- _Available records_:
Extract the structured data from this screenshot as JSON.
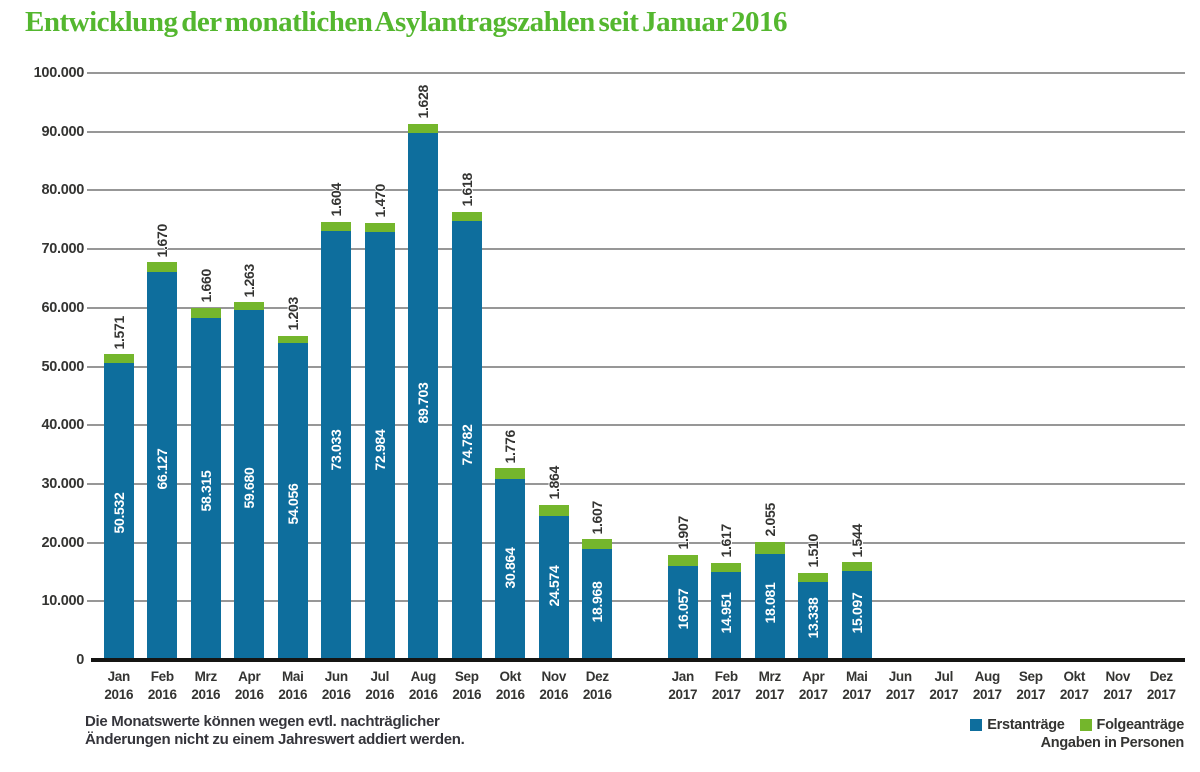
{
  "title": "Entwicklung der monatlichen Asylantragszahlen seit Januar 2016",
  "footnote": {
    "line1": "Die Monatswerte können wegen evtl. nachträglicher",
    "line2": "Änderungen nicht zu einem Jahreswert addiert werden."
  },
  "colors": {
    "title_green": "#54b72f",
    "bar_blue": "#0e6e9d",
    "bar_green": "#74b62c",
    "text_dark": "#343432",
    "gridline": "#979797",
    "axis": "#151513"
  },
  "chart_data": {
    "type": "bar",
    "stacked": true,
    "title": "Entwicklung der monatlichen Asylantragszahlen seit Januar 2016",
    "ylim": [
      0,
      100000
    ],
    "grid": true,
    "ytick_labels": [
      "100.000",
      "90.000",
      "80.000",
      "70.000",
      "60.000",
      "50.000",
      "40.000",
      "30.000",
      "20.000",
      "10.000",
      "0"
    ],
    "legend": [
      "Erstanträge",
      "Folgeanträge"
    ],
    "legend_position": "bottom-right",
    "legend_note": "Angaben in Personen",
    "series_names": [
      "Erstanträge",
      "Folgeanträge"
    ],
    "months": [
      {
        "month": "Jan",
        "year": "2016",
        "erst": 50532,
        "folge": 1571,
        "erst_label": "50.532",
        "folge_label": "1.571"
      },
      {
        "month": "Feb",
        "year": "2016",
        "erst": 66127,
        "folge": 1670,
        "erst_label": "66.127",
        "folge_label": "1.670"
      },
      {
        "month": "Mrz",
        "year": "2016",
        "erst": 58315,
        "folge": 1660,
        "erst_label": "58.315",
        "folge_label": "1.660"
      },
      {
        "month": "Apr",
        "year": "2016",
        "erst": 59680,
        "folge": 1263,
        "erst_label": "59.680",
        "folge_label": "1.263"
      },
      {
        "month": "Mai",
        "year": "2016",
        "erst": 54056,
        "folge": 1203,
        "erst_label": "54.056",
        "folge_label": "1.203"
      },
      {
        "month": "Jun",
        "year": "2016",
        "erst": 73033,
        "folge": 1604,
        "erst_label": "73.033",
        "folge_label": "1.604"
      },
      {
        "month": "Jul",
        "year": "2016",
        "erst": 72984,
        "folge": 1470,
        "erst_label": "72.984",
        "folge_label": "1.470"
      },
      {
        "month": "Aug",
        "year": "2016",
        "erst": 89703,
        "folge": 1628,
        "erst_label": "89.703",
        "folge_label": "1.628"
      },
      {
        "month": "Sep",
        "year": "2016",
        "erst": 74782,
        "folge": 1618,
        "erst_label": "74.782",
        "folge_label": "1.618"
      },
      {
        "month": "Okt",
        "year": "2016",
        "erst": 30864,
        "folge": 1776,
        "erst_label": "30.864",
        "folge_label": "1.776"
      },
      {
        "month": "Nov",
        "year": "2016",
        "erst": 24574,
        "folge": 1864,
        "erst_label": "24.574",
        "folge_label": "1.864"
      },
      {
        "month": "Dez",
        "year": "2016",
        "erst": 18968,
        "folge": 1607,
        "erst_label": "18.968",
        "folge_label": "1.607"
      },
      {
        "month": "Jan",
        "year": "2017",
        "erst": 16057,
        "folge": 1907,
        "erst_label": "16.057",
        "folge_label": "1.907"
      },
      {
        "month": "Feb",
        "year": "2017",
        "erst": 14951,
        "folge": 1617,
        "erst_label": "14.951",
        "folge_label": "1.617"
      },
      {
        "month": "Mrz",
        "year": "2017",
        "erst": 18081,
        "folge": 2055,
        "erst_label": "18.081",
        "folge_label": "2.055"
      },
      {
        "month": "Apr",
        "year": "2017",
        "erst": 13338,
        "folge": 1510,
        "erst_label": "13.338",
        "folge_label": "1.510"
      },
      {
        "month": "Mai",
        "year": "2017",
        "erst": 15097,
        "folge": 1544,
        "erst_label": "15.097",
        "folge_label": "1.544"
      },
      {
        "month": "Jun",
        "year": "2017",
        "erst": null,
        "folge": null,
        "erst_label": "",
        "folge_label": ""
      },
      {
        "month": "Jul",
        "year": "2017",
        "erst": null,
        "folge": null,
        "erst_label": "",
        "folge_label": ""
      },
      {
        "month": "Aug",
        "year": "2017",
        "erst": null,
        "folge": null,
        "erst_label": "",
        "folge_label": ""
      },
      {
        "month": "Sep",
        "year": "2017",
        "erst": null,
        "folge": null,
        "erst_label": "",
        "folge_label": ""
      },
      {
        "month": "Okt",
        "year": "2017",
        "erst": null,
        "folge": null,
        "erst_label": "",
        "folge_label": ""
      },
      {
        "month": "Nov",
        "year": "2017",
        "erst": null,
        "folge": null,
        "erst_label": "",
        "folge_label": ""
      },
      {
        "month": "Dez",
        "year": "2017",
        "erst": null,
        "folge": null,
        "erst_label": "",
        "folge_label": ""
      }
    ]
  }
}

- _Set exercise_:
Scan the listing above and copy all lines containing the word "Januar".

- _Response to the exercise_:
  "title": "Entwicklung der monatlichen Asylantragszahlen seit Januar 2016",
    "title": "Entwicklung der monatlichen Asylantragszahlen seit Januar 2016",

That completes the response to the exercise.